Dataset items:
──────────────────────────────

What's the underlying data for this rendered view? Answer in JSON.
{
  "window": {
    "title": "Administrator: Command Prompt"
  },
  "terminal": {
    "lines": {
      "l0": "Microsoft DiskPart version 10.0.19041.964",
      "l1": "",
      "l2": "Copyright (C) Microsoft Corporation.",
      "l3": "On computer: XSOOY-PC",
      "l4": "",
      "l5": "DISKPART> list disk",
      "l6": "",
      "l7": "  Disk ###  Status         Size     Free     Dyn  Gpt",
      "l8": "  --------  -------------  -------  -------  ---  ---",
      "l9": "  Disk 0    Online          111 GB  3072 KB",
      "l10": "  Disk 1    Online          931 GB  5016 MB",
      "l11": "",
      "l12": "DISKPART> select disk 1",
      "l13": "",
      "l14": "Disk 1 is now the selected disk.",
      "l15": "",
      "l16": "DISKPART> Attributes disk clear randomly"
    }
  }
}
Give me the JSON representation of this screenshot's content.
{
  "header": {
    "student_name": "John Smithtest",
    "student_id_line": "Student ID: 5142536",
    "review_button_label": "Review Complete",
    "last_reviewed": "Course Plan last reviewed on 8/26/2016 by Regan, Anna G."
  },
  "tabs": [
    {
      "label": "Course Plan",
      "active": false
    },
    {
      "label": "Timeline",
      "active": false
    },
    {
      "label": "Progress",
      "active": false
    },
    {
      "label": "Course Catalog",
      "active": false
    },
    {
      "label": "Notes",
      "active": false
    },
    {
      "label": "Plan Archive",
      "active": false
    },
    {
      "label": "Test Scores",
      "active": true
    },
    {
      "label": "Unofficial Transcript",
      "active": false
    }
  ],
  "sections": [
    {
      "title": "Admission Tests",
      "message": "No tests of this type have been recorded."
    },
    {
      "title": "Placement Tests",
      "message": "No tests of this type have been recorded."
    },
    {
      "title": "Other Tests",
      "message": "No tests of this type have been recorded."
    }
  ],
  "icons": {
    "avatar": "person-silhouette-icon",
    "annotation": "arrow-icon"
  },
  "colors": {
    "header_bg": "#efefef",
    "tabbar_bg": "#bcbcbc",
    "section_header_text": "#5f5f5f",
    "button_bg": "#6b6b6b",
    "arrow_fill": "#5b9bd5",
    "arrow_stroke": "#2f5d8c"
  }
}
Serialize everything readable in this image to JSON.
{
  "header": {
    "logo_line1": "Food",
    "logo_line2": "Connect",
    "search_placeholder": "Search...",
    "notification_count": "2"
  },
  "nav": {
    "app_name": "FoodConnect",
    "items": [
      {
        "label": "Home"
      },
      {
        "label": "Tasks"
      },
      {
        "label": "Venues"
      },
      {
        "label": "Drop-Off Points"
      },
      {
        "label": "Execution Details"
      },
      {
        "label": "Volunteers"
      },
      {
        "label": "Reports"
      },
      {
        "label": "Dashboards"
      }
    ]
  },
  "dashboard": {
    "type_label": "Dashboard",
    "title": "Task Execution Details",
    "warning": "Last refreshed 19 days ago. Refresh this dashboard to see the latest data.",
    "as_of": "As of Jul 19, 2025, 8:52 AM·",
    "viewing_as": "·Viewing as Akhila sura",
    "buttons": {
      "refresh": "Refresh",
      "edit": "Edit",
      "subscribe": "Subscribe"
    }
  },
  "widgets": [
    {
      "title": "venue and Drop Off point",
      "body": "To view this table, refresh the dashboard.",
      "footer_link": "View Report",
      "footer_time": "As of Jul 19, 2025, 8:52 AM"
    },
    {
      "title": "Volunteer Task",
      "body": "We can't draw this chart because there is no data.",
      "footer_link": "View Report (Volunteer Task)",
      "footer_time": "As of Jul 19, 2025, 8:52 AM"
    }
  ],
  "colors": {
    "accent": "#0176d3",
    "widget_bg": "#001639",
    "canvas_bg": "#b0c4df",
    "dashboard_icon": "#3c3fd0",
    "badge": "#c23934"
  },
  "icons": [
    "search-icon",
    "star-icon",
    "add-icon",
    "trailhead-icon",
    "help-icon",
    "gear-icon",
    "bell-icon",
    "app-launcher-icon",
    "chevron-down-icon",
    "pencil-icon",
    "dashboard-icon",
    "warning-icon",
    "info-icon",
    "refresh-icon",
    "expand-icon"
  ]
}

──────────────────────────────

_TASK GOAL:_ Look through the entries and work out how many lines have the word "Drop" in them; reply with that number only.

_FULL RESPONSE:_ 2